** begin **

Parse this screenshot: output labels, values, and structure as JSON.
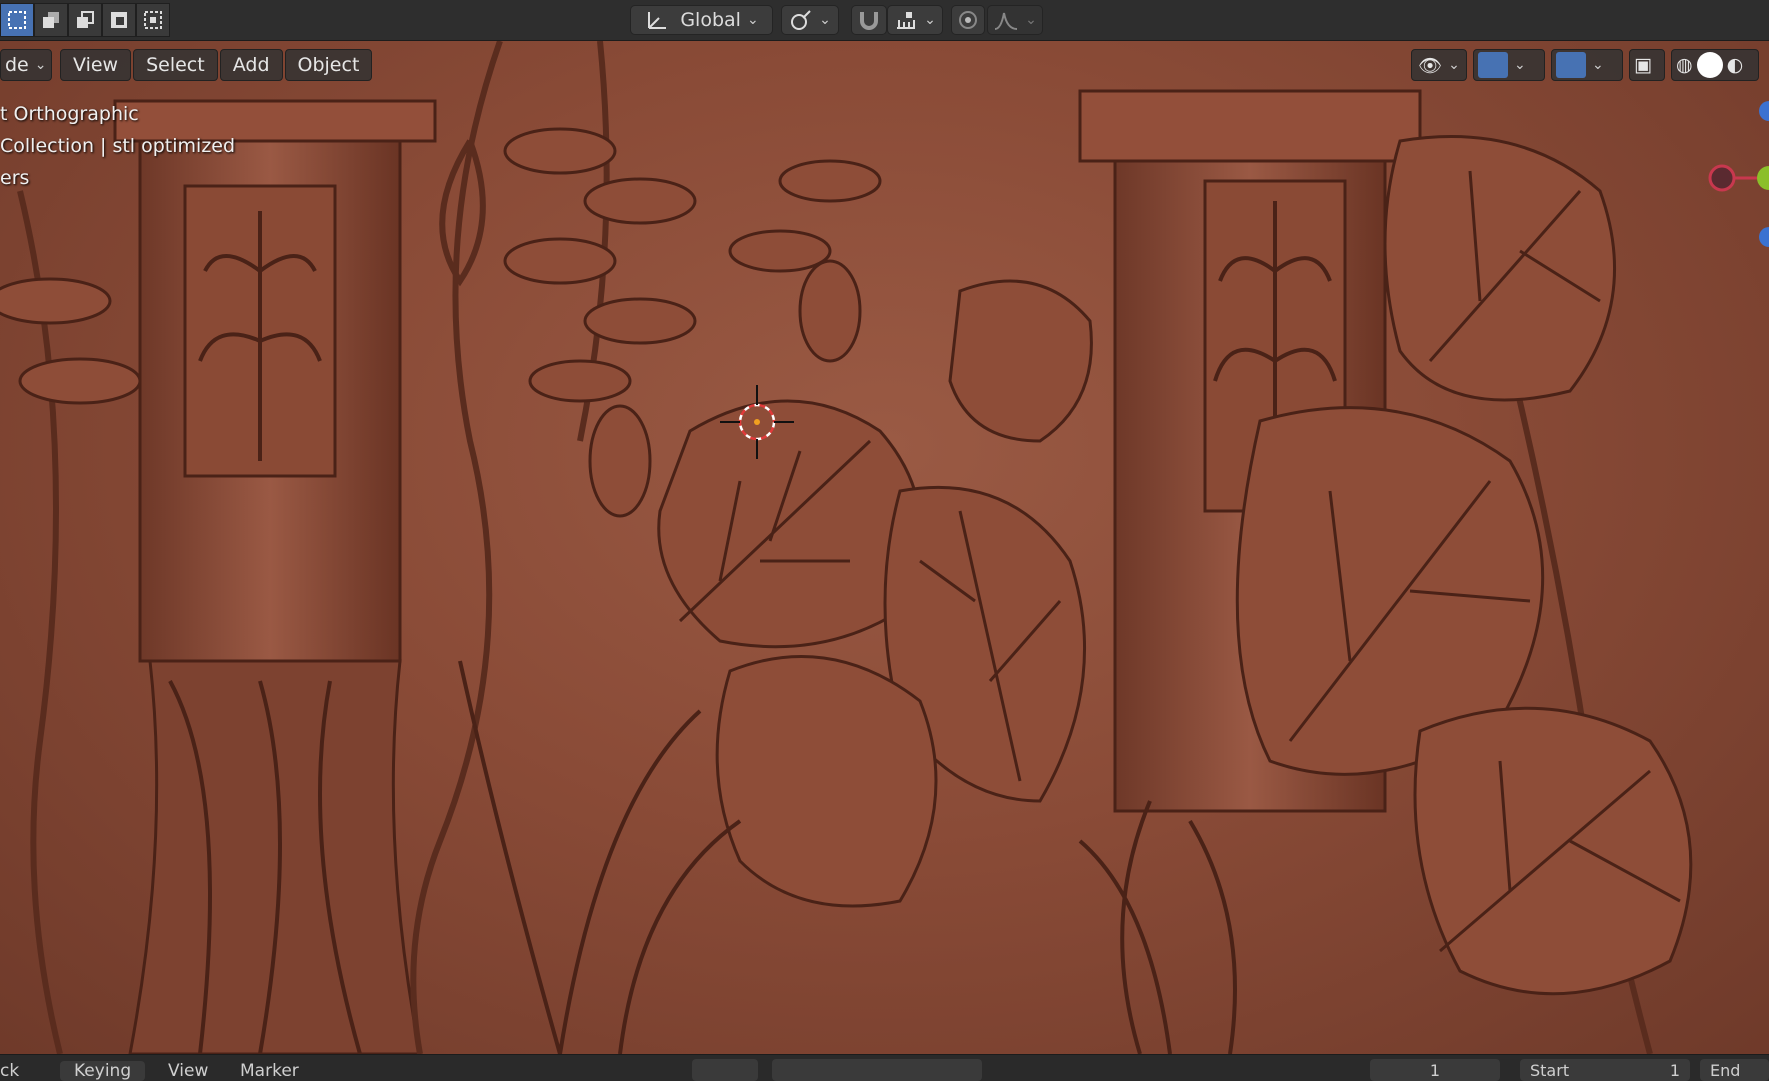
{
  "toolbar": {
    "orientation_label": "Global",
    "pivot_icon": "pivot-icon",
    "snap_icon": "snap-magnet-icon",
    "proportional_icon": "proportional-edit-icon",
    "falloff_icon": "falloff-curve-icon"
  },
  "viewport_header": {
    "mode_label": "de",
    "menu": [
      "View",
      "Select",
      "Add",
      "Object"
    ]
  },
  "overlay": {
    "line1": "t Orthographic",
    "line2": "Collection | stl optimized",
    "line3": "ers"
  },
  "timeline": {
    "items": [
      "ck",
      "Keying",
      "View",
      "Marker"
    ],
    "current_frame": "1",
    "start_label": "Start",
    "start_value": "1",
    "end_label": "End"
  },
  "colors": {
    "accent": "#4772b3",
    "relief": "#8a4b37",
    "gizmo_x": "#c8384e",
    "gizmo_y": "#8bbf2a",
    "gizmo_z": "#3b72d1"
  }
}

** end **

What is expected: Leave out the pictures and output the rest of the material exactly as written.

Task result:
Parse this screenshot: output labels, values, and structure as JSON.
{
  "toolbar": {
    "orientation_label": "Global",
    "pivot_icon": "pivot-icon",
    "snap_icon": "snap-magnet-icon",
    "proportional_icon": "proportional-edit-icon",
    "falloff_icon": "falloff-curve-icon"
  },
  "viewport_header": {
    "mode_label": "de",
    "menu": [
      "View",
      "Select",
      "Add",
      "Object"
    ]
  },
  "overlay": {
    "line1": "t Orthographic",
    "line2": "Collection | stl optimized",
    "line3": "ers"
  },
  "timeline": {
    "items": [
      "ck",
      "Keying",
      "View",
      "Marker"
    ],
    "current_frame": "1",
    "start_label": "Start",
    "start_value": "1",
    "end_label": "End"
  },
  "colors": {
    "accent": "#4772b3",
    "relief": "#8a4b37",
    "gizmo_x": "#c8384e",
    "gizmo_y": "#8bbf2a",
    "gizmo_z": "#3b72d1"
  }
}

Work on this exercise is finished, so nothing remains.